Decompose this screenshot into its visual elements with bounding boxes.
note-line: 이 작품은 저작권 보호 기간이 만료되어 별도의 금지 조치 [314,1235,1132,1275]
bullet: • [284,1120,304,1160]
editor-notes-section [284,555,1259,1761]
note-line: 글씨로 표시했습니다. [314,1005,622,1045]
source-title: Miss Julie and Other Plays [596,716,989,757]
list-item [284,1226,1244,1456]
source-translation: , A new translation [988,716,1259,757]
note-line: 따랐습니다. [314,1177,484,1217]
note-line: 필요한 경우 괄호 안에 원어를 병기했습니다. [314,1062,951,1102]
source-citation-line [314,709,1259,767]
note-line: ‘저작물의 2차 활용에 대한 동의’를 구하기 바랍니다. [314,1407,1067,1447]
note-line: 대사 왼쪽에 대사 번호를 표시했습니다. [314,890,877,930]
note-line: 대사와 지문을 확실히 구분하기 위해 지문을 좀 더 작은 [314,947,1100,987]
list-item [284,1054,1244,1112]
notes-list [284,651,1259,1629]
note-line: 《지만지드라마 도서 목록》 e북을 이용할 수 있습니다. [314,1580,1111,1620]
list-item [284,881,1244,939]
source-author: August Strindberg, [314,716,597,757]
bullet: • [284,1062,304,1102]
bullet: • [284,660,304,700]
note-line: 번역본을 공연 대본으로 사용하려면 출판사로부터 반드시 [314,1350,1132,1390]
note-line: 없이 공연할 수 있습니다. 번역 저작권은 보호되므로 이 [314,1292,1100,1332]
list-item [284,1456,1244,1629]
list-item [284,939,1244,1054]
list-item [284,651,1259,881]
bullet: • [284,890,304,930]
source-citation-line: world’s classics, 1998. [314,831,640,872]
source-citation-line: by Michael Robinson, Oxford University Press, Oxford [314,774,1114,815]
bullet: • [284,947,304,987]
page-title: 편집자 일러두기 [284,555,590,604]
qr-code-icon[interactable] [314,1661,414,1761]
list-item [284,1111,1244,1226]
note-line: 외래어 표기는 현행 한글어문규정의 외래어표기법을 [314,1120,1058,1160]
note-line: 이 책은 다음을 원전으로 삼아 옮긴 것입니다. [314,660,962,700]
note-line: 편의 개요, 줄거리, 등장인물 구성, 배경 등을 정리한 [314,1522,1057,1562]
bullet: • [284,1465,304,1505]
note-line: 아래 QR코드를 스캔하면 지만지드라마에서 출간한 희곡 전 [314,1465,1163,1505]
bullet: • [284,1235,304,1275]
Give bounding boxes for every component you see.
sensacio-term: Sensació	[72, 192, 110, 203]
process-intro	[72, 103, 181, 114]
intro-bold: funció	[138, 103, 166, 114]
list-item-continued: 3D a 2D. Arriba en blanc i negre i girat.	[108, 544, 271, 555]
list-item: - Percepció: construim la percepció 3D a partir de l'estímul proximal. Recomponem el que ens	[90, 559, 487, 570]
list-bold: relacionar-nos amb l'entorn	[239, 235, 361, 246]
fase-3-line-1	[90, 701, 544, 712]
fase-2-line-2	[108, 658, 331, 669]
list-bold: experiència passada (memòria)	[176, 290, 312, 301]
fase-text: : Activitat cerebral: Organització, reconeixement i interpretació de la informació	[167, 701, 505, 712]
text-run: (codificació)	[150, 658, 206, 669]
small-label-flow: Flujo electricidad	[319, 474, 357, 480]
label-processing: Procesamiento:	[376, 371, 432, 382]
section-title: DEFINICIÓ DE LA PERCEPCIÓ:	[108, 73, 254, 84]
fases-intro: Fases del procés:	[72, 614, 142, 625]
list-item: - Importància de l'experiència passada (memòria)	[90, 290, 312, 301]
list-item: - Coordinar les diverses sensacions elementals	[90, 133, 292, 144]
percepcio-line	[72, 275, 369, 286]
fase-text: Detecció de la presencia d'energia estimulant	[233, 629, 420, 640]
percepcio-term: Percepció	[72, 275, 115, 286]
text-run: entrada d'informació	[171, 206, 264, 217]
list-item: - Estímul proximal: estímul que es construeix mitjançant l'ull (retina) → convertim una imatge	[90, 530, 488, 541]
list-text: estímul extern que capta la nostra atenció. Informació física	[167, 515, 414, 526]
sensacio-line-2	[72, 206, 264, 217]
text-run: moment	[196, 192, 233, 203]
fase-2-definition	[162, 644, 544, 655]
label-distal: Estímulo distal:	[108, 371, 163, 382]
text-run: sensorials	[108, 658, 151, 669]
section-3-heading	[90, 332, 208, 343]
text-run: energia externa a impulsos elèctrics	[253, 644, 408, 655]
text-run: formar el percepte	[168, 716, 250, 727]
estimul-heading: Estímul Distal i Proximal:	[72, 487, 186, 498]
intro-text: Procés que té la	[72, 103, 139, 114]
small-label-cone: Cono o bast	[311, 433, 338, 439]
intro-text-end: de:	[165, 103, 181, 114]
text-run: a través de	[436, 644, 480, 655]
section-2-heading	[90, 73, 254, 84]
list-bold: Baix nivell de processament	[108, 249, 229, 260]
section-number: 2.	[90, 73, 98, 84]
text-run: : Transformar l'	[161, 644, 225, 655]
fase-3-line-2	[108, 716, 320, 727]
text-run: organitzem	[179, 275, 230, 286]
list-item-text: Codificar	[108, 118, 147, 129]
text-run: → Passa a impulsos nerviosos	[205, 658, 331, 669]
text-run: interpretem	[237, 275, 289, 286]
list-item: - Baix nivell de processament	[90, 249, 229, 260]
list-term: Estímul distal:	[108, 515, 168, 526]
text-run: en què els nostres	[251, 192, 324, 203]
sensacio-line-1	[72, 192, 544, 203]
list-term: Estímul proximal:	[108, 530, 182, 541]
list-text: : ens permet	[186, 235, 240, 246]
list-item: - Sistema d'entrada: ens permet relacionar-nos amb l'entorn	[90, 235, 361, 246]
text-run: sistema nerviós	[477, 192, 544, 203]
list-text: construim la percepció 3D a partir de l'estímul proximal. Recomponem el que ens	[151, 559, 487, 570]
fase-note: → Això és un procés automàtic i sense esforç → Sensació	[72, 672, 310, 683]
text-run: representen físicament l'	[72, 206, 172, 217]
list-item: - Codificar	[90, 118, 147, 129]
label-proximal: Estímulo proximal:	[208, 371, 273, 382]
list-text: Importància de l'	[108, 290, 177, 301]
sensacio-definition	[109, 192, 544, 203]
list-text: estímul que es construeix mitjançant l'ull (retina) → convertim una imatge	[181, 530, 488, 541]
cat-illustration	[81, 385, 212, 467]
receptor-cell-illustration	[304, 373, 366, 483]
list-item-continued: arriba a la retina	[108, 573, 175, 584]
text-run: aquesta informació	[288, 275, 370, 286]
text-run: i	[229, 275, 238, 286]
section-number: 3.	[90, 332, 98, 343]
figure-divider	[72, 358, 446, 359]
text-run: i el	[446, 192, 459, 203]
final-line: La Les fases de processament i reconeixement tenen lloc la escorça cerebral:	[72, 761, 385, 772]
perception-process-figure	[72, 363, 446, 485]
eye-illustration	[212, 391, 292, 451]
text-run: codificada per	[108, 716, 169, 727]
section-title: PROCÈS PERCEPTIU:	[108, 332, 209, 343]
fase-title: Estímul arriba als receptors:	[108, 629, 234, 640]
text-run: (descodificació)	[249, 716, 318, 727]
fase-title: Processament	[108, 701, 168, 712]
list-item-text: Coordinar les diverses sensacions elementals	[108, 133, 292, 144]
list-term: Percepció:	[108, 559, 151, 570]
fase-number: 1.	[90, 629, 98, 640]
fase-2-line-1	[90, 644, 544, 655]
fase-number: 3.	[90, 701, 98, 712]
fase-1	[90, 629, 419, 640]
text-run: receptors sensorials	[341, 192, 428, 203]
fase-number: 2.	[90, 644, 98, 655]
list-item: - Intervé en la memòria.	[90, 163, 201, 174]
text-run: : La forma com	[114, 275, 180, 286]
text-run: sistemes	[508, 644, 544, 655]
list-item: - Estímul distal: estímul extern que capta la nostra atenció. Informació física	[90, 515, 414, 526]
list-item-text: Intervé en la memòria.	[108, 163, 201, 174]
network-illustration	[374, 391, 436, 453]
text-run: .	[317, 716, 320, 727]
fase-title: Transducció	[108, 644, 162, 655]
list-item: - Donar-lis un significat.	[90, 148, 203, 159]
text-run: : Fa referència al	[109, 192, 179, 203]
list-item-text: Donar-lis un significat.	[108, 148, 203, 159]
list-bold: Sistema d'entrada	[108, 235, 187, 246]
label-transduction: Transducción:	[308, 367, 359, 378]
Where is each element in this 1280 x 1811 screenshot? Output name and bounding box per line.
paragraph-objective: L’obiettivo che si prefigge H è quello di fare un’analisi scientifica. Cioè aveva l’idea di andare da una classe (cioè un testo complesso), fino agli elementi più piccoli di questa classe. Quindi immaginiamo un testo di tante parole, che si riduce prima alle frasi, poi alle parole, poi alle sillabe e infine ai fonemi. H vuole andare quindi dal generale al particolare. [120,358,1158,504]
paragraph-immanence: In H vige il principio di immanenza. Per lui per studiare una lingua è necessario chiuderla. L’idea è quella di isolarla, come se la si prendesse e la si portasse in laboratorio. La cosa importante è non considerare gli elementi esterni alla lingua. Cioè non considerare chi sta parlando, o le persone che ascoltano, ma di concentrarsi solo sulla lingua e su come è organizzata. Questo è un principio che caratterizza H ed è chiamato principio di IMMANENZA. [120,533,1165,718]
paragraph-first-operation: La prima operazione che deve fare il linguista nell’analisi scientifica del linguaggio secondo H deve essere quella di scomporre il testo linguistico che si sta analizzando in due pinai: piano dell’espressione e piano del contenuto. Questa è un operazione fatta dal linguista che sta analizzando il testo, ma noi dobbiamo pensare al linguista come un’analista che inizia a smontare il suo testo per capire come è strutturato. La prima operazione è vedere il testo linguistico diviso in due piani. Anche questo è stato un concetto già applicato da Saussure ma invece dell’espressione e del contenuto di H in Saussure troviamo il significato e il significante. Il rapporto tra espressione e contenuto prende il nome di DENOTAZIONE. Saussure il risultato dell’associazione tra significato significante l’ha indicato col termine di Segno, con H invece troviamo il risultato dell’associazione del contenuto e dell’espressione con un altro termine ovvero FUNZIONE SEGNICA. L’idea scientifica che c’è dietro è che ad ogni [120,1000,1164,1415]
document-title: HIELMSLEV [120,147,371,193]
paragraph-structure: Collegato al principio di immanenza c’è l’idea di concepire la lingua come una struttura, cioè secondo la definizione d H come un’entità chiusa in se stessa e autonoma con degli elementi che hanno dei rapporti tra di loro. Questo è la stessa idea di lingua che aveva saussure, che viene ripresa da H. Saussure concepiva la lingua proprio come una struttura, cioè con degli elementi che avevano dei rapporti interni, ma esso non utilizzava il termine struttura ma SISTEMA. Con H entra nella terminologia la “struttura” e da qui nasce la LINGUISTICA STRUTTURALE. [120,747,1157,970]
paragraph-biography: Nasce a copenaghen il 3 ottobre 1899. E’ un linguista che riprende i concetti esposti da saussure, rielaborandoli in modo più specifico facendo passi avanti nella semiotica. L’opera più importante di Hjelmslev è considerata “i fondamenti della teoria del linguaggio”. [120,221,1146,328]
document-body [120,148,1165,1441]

* INSTRUCTION
Return everything from the first line of the entries down to and including the line that contains "note-line: 필요한 경우", copied word for word.

* THE SOLUTION
Decompose this screenshot into its visual elements with bounding boxes.
note-line: 이 작품은 저작권 보호 기간이 만료되어 별도의 금지 조치 [314,1235,1132,1275]
bullet: • [284,1120,304,1160]
editor-notes-section [284,555,1259,1761]
note-line: 글씨로 표시했습니다. [314,1005,622,1045]
source-title: Miss Julie and Other Plays [596,716,989,757]
list-item [284,1226,1244,1456]
source-translation: , A new translation [988,716,1259,757]
note-line: 따랐습니다. [314,1177,484,1217]
note-line: 필요한 경우 괄호 안에 원어를 병기했습니다. [314,1062,951,1102]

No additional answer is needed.